Begin EXERCISE MATERIAL

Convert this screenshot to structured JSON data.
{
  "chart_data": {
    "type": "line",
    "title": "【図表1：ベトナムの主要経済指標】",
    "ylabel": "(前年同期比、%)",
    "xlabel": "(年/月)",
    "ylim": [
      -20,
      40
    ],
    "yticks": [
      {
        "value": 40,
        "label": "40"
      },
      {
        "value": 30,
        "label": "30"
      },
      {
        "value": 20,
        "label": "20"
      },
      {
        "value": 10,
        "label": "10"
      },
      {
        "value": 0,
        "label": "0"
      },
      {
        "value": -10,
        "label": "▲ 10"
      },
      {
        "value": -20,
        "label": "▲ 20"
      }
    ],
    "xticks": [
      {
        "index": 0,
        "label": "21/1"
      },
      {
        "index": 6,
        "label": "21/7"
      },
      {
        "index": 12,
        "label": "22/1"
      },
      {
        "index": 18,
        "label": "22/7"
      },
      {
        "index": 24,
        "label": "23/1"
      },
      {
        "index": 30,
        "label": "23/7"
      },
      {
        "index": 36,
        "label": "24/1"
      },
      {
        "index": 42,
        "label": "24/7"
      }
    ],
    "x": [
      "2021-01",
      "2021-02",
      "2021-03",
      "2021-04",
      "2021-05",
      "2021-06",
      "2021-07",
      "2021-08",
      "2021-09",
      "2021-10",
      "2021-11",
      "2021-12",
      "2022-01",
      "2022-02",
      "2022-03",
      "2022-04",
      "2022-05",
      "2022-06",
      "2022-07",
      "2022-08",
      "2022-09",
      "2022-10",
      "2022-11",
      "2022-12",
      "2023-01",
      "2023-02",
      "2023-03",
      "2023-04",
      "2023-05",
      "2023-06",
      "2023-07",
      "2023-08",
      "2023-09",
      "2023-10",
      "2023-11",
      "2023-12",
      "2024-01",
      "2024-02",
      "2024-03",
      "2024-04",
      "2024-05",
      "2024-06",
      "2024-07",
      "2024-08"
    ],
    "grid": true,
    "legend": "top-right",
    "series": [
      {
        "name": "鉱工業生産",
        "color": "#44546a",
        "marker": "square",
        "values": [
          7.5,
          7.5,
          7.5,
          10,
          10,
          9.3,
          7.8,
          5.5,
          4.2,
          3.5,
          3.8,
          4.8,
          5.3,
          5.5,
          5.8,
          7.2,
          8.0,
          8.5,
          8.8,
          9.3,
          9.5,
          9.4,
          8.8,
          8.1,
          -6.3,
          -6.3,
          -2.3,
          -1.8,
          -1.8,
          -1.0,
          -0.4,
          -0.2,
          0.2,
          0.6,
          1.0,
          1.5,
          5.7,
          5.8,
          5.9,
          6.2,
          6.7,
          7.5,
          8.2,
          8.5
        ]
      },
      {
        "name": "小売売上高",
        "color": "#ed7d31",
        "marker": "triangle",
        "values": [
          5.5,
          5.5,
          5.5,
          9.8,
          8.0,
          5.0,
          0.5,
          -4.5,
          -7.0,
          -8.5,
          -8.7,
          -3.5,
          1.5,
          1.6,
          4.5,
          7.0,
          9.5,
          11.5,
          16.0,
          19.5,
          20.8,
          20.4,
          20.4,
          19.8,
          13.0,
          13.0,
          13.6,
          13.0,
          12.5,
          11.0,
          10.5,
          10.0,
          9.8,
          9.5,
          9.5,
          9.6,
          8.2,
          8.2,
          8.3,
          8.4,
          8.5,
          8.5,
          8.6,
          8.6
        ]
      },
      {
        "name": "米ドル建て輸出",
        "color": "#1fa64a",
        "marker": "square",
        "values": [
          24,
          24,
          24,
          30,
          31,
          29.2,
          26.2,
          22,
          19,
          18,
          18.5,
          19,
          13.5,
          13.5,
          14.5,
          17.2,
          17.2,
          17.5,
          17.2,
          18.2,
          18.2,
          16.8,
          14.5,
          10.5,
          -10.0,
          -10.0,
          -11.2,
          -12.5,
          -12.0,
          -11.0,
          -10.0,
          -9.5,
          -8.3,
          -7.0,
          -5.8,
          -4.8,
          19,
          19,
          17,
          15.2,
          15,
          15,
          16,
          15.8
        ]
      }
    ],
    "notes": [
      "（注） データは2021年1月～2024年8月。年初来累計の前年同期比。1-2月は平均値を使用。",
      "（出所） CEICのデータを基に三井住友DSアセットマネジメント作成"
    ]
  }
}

End EXERCISE MATERIAL

Above are some records; repeat all of them exactly.

RESPONSE:
Convert this screenshot to structured JSON data.
{
  "chart_data": {
    "type": "line",
    "title": "【図表1：ベトナムの主要経済指標】",
    "ylabel": "(前年同期比、%)",
    "xlabel": "(年/月)",
    "ylim": [
      -20,
      40
    ],
    "yticks": [
      {
        "value": 40,
        "label": "40"
      },
      {
        "value": 30,
        "label": "30"
      },
      {
        "value": 20,
        "label": "20"
      },
      {
        "value": 10,
        "label": "10"
      },
      {
        "value": 0,
        "label": "0"
      },
      {
        "value": -10,
        "label": "▲ 10"
      },
      {
        "value": -20,
        "label": "▲ 20"
      }
    ],
    "xticks": [
      {
        "index": 0,
        "label": "21/1"
      },
      {
        "index": 6,
        "label": "21/7"
      },
      {
        "index": 12,
        "label": "22/1"
      },
      {
        "index": 18,
        "label": "22/7"
      },
      {
        "index": 24,
        "label": "23/1"
      },
      {
        "index": 30,
        "label": "23/7"
      },
      {
        "index": 36,
        "label": "24/1"
      },
      {
        "index": 42,
        "label": "24/7"
      }
    ],
    "x": [
      "2021-01",
      "2021-02",
      "2021-03",
      "2021-04",
      "2021-05",
      "2021-06",
      "2021-07",
      "2021-08",
      "2021-09",
      "2021-10",
      "2021-11",
      "2021-12",
      "2022-01",
      "2022-02",
      "2022-03",
      "2022-04",
      "2022-05",
      "2022-06",
      "2022-07",
      "2022-08",
      "2022-09",
      "2022-10",
      "2022-11",
      "2022-12",
      "2023-01",
      "2023-02",
      "2023-03",
      "2023-04",
      "2023-05",
      "2023-06",
      "2023-07",
      "2023-08",
      "2023-09",
      "2023-10",
      "2023-11",
      "2023-12",
      "2024-01",
      "2024-02",
      "2024-03",
      "2024-04",
      "2024-05",
      "2024-06",
      "2024-07",
      "2024-08"
    ],
    "grid": true,
    "legend": "top-right",
    "series": [
      {
        "name": "鉱工業生産",
        "color": "#44546a",
        "marker": "square",
        "values": [
          7.5,
          7.5,
          7.5,
          10,
          10,
          9.3,
          7.8,
          5.5,
          4.2,
          3.5,
          3.8,
          4.8,
          5.3,
          5.5,
          5.8,
          7.2,
          8.0,
          8.5,
          8.8,
          9.3,
          9.5,
          9.4,
          8.8,
          8.1,
          -6.3,
          -6.3,
          -2.3,
          -1.8,
          -1.8,
          -1.0,
          -0.4,
          -0.2,
          0.2,
          0.6,
          1.0,
          1.5,
          5.7,
          5.8,
          5.9,
          6.2,
          6.7,
          7.5,
          8.2,
          8.5
        ]
      },
      {
        "name": "小売売上高",
        "color": "#ed7d31",
        "marker": "triangle",
        "values": [
          5.5,
          5.5,
          5.5,
          9.8,
          8.0,
          5.0,
          0.5,
          -4.5,
          -7.0,
          -8.5,
          -8.7,
          -3.5,
          1.5,
          1.6,
          4.5,
          7.0,
          9.5,
          11.5,
          16.0,
          19.5,
          20.8,
          20.4,
          20.4,
          19.8,
          13.0,
          13.0,
          13.6,
          13.0,
          12.5,
          11.0,
          10.5,
          10.0,
          9.8,
          9.5,
          9.5,
          9.6,
          8.2,
          8.2,
          8.3,
          8.4,
          8.5,
          8.5,
          8.6,
          8.6
        ]
      },
      {
        "name": "米ドル建て輸出",
        "color": "#1fa64a",
        "marker": "square",
        "values": [
          24,
          24,
          24,
          30,
          31,
          29.2,
          26.2,
          22,
          19,
          18,
          18.5,
          19,
          13.5,
          13.5,
          14.5,
          17.2,
          17.2,
          17.5,
          17.2,
          18.2,
          18.2,
          16.8,
          14.5,
          10.5,
          -10.0,
          -10.0,
          -11.2,
          -12.5,
          -12.0,
          -11.0,
          -10.0,
          -9.5,
          -8.3,
          -7.0,
          -5.8,
          -4.8,
          19,
          19,
          17,
          15.2,
          15,
          15,
          16,
          15.8
        ]
      }
    ],
    "notes": [
      "（注） データは2021年1月～2024年8月。年初来累計の前年同期比。1-2月は平均値を使用。",
      "（出所） CEICのデータを基に三井住友DSアセットマネジメント作成"
    ]
  }
}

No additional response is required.